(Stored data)
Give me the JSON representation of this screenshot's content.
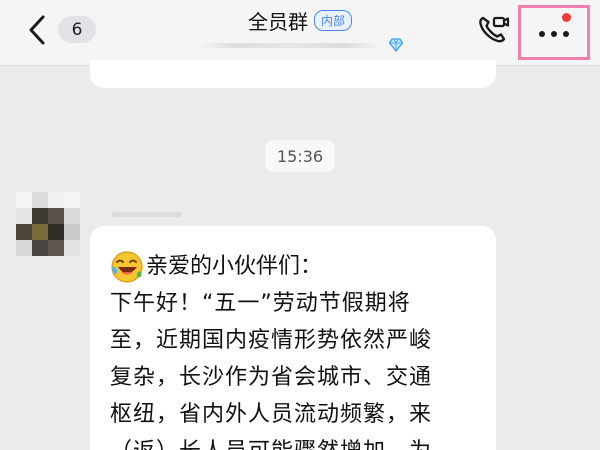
{
  "header": {
    "unread_count": "6",
    "title": "全员群",
    "group_tag": "内部",
    "more_button_highlight": "#f07fae",
    "notification_dot_color": "#f03a3a"
  },
  "icons": {
    "back": "chevron-left-icon",
    "subtitle_badge": "diamond-icon",
    "video_call": "phone-video-icon",
    "more": "more-dots-icon",
    "sticker": "laughing-face-emoji"
  },
  "messages": {
    "time_stamp": "15:36",
    "greeting": "亲爱的小伙伴们：",
    "body": "下午好！“五一”劳动节假期将\n至，近期国内疫情形势依然严峻\n复杂，长沙作为省会城市、交通\n枢纽，省内外人员流动频繁，来\n（返）长人员可能骤然增加，为"
  }
}
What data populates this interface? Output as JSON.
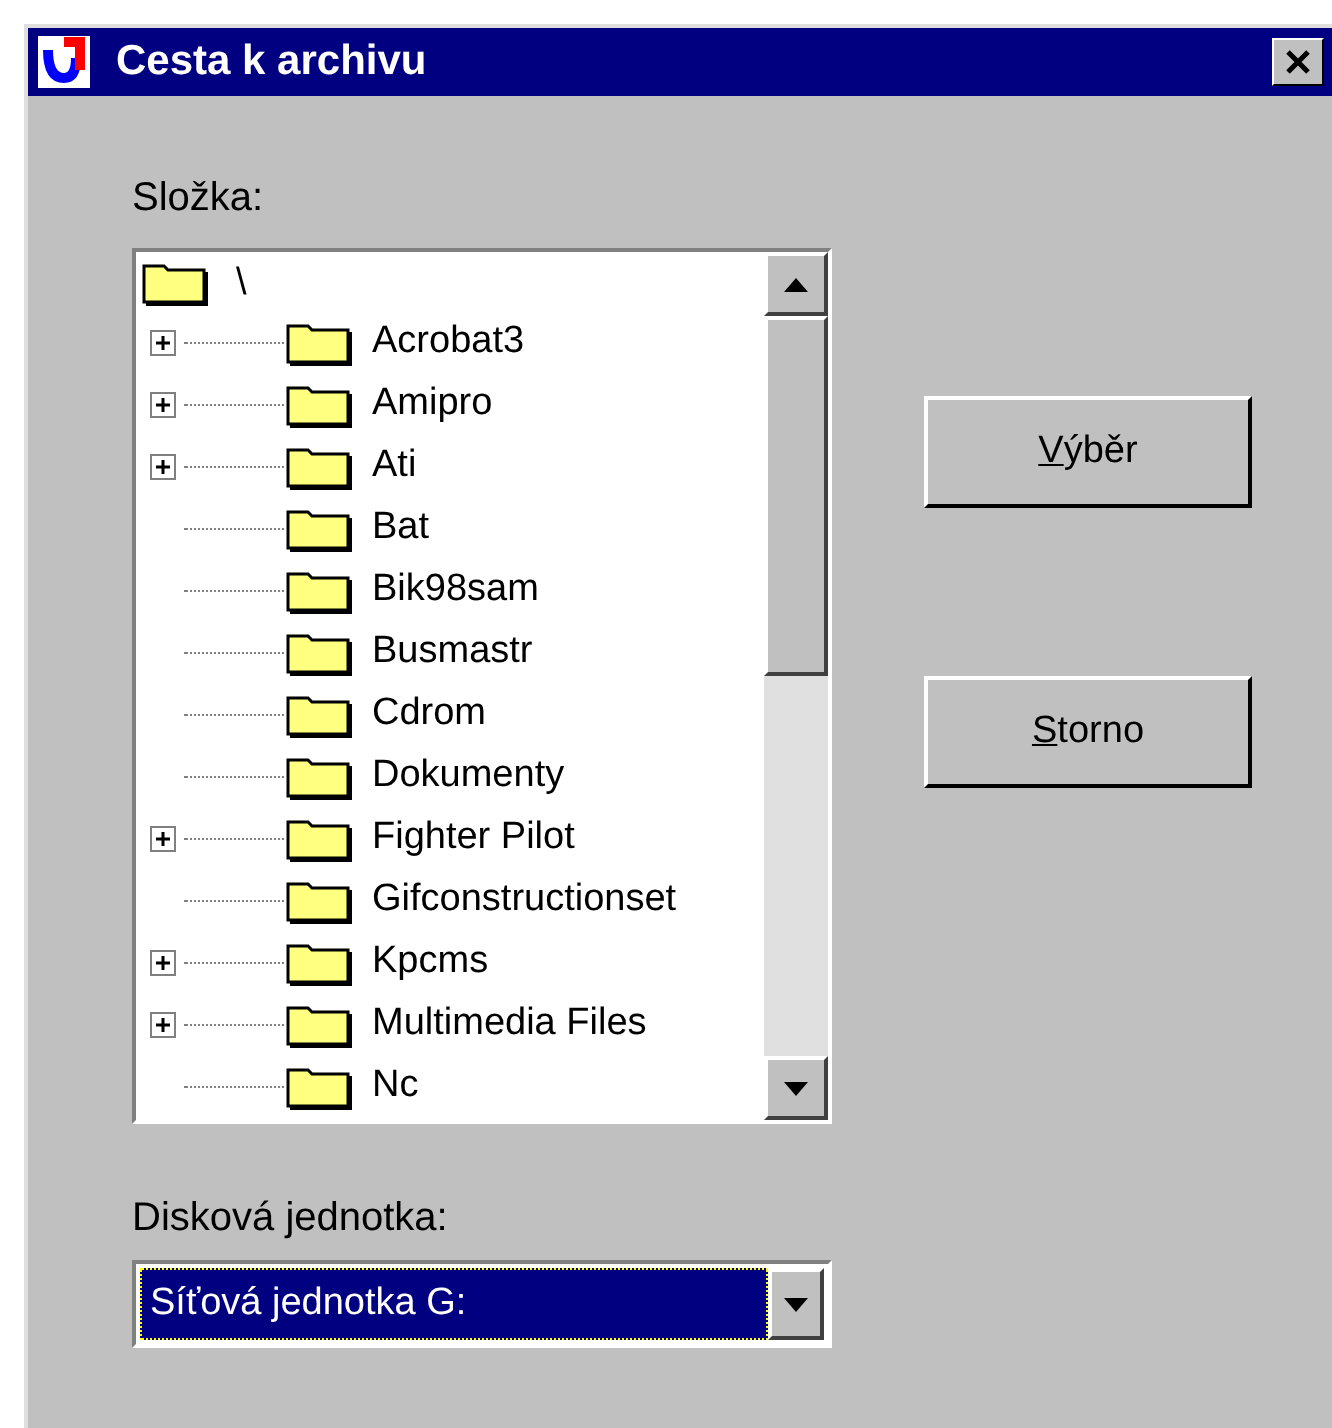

— AIM —
Omit each picture, then return all of the listing exactly as it stands.

— WRITTEN REPLY —
Give me the JSON representation of this screenshot's content.
{
  "header": {
    "unread_count": "6",
    "title": "全员群",
    "group_tag": "内部",
    "more_button_highlight": "#f07fae",
    "notification_dot_color": "#f03a3a"
  },
  "icons": {
    "back": "chevron-left-icon",
    "subtitle_badge": "diamond-icon",
    "video_call": "phone-video-icon",
    "more": "more-dots-icon",
    "sticker": "laughing-face-emoji"
  },
  "messages": {
    "time_stamp": "15:36",
    "greeting": "亲爱的小伙伴们：",
    "body": "下午好！“五一”劳动节假期将\n至，近期国内疫情形势依然严峻\n复杂，长沙作为省会城市、交通\n枢纽，省内外人员流动频繁，来\n（返）长人员可能骤然增加，为"
  }
}
What data populates this interface? Output as JSON.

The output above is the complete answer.